▶ _Work instructions_
Pick up the article about Mechy and Orlando's protests against Cuba's Juragua nuclear plant where it stops, and keep writing it.

▶ _Text for analysis_
···

Mechy is 69, more than a decade younger than her husband, his protege as well as his partner for 40 years. She intends to turn Orlando’s diaries and the other papers cluttering her private space – an area she politely dissuaded a Florida Bulldog reporter from entering – into a book.

Mia Casa

She has a dramatic, yet joyful immigrant’s story to tell.

Mechy described Orlando as a scientist, artist and, primarily, activist who “rallied people about the economy, housing, the environment.”  He walked the island of Cuba with a dog named Rex, meeting folks along the way who remembered them years later.

Orlando’s idealism collided with communist realpolitik in the late 1980s when he led protests against construction of the Juragua Nuclear Power Plant near the port city of Cienfuegos. It was a massive, $2.5-billion joint Soviet Union-Cuban project that raised concerns about “a potential Chernobyl in our own backyard,” then-U.S. Rep. Ileana Ros-Lehtinen, R-FL, said.

The Cuban government insisted there was no internal backlash, but the Los Angeles Times managed to find and interview at least one protester.

···

▶ _Records provided_
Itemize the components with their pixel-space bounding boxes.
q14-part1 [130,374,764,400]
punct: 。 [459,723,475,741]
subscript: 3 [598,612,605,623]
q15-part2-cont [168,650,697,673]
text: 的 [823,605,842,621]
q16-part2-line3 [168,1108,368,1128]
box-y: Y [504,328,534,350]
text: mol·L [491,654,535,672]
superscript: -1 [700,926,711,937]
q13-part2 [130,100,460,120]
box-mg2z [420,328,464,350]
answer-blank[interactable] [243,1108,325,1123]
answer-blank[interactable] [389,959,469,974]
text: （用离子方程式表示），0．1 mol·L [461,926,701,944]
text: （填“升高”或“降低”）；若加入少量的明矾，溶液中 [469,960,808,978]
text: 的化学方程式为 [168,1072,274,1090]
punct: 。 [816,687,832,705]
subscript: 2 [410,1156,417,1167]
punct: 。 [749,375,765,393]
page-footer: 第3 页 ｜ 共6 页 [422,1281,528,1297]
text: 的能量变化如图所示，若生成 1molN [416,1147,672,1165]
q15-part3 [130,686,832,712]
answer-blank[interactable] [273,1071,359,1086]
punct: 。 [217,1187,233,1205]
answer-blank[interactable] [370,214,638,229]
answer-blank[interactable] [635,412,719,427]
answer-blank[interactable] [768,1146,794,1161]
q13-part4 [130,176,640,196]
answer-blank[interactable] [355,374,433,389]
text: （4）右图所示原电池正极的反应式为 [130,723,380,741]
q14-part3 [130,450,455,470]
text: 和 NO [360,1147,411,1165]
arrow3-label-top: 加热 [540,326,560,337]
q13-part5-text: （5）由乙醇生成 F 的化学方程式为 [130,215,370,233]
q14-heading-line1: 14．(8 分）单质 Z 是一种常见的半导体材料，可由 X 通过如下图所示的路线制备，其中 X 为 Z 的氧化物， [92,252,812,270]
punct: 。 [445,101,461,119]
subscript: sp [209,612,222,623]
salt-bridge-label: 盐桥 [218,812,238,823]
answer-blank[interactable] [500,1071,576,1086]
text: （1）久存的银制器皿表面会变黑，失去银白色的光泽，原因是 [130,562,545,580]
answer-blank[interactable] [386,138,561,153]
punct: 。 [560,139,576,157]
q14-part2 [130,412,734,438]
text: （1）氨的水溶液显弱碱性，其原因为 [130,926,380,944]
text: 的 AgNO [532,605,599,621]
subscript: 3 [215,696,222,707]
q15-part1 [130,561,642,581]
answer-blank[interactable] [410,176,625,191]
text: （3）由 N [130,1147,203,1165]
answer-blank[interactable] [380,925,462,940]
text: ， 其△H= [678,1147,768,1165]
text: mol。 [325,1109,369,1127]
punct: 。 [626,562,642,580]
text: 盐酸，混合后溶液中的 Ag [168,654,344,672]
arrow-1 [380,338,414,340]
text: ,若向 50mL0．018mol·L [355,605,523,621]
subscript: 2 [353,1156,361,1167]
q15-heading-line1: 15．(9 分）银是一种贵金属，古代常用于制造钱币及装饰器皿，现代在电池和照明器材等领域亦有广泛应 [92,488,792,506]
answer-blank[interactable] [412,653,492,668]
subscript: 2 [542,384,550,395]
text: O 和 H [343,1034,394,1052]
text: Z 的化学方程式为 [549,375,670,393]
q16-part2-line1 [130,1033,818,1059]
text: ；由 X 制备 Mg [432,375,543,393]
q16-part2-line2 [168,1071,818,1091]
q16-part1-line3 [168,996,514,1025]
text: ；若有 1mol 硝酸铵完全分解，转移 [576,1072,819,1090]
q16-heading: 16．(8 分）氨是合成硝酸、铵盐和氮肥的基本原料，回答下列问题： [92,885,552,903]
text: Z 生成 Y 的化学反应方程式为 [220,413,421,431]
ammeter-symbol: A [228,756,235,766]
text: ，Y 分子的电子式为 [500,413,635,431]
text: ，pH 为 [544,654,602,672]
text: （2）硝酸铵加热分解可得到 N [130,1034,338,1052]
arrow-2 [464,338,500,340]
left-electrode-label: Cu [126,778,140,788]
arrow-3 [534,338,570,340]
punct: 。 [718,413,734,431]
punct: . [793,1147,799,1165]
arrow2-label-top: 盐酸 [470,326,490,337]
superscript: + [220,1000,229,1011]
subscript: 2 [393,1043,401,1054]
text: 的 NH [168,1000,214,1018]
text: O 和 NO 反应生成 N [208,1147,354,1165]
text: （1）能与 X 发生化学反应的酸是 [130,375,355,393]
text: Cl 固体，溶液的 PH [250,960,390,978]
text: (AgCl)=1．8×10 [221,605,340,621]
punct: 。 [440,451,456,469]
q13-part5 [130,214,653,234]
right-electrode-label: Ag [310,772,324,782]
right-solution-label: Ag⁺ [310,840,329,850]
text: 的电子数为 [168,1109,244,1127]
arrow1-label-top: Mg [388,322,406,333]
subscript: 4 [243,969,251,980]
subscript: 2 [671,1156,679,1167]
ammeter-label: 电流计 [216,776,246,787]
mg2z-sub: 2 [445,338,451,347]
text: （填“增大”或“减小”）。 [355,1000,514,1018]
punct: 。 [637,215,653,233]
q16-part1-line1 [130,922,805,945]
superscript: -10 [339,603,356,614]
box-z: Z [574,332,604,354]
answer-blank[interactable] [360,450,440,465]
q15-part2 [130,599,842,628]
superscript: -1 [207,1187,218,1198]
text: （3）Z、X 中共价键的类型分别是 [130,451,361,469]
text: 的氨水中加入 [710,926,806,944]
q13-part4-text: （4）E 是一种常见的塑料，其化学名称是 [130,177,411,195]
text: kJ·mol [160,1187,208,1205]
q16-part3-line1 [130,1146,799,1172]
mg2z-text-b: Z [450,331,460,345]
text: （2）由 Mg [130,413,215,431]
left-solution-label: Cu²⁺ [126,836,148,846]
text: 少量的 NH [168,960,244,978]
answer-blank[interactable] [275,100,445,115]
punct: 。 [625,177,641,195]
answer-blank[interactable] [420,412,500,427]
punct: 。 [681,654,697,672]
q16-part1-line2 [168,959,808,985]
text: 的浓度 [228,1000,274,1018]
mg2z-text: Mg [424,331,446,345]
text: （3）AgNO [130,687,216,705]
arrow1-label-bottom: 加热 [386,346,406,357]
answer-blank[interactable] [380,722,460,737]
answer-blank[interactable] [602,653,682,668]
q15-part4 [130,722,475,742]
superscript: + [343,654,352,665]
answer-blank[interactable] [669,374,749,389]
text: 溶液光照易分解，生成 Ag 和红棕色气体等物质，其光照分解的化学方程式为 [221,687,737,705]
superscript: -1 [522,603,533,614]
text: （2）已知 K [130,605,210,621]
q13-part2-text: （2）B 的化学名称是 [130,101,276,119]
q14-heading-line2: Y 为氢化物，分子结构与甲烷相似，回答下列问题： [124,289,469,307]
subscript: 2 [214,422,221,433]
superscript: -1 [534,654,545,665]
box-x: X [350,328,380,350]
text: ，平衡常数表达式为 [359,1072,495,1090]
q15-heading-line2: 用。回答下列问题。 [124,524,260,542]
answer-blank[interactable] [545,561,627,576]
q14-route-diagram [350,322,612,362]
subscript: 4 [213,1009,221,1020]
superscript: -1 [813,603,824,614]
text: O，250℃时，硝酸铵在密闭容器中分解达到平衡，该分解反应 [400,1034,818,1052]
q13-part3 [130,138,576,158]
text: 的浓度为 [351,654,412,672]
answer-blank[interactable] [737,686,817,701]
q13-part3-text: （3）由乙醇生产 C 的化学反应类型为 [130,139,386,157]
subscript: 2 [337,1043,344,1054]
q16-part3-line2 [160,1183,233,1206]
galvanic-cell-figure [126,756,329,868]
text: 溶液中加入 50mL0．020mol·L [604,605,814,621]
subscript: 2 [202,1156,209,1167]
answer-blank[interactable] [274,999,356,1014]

···

▶ _Answer to this exercise_
“A tiny ecologist-pacifist group called Sendero Verde [Spanish for Green Trail] does exist and opposes the nuclear program, but is not legally recognized by the government. Its leader, Orlando Polo, says he has been frequently arrested by police as a ‘counter-revolutionary,’“ the newspaper reported on Jan. 28, 1990.

STRANDED IN AMERICA

Eventually the nuclear plant project was abandoned.

In 1991 the Polos found themselves stranded in the U.S. because they refused to pay a visa fee to Cuba that Orlando considered unjust. They came to America to attend an environmental symposium and wound up joining the Cuban exile community in Miami.

The Polos took jobs that didn’t pay well but left them free to fight for their causes. They produced radio programs on the environment, organic food and the holistic approach to health. Mechy worked as a therapist; Orlando worked at the airport. They ran a juice bar in Coral Gables.

“It was very up and down, more down than up sometimes,” Mechy said. “We lived a very simple life, no Mercedes-Benz, a little car.” 

About five years ago, it all collapsed: Painful pancreatic cancer put Mechy in the hospital and then a wheelchair. The landlord raised the monthly rent for the Polos’ Little Havana apartment from $600 to $1,029. The couple tried to send Mechy’s adored mother, who had been staying with them, to live with another daughter.

Mechy’s mother died in a retirement home, and she fell into depression. The Polos retreated to their van. They moved around and parked in a CVS lot.

This went on for years. Every so often, Mechy would hear about a shelter but it wouldn’t be right – families only, no place for an elderly couple.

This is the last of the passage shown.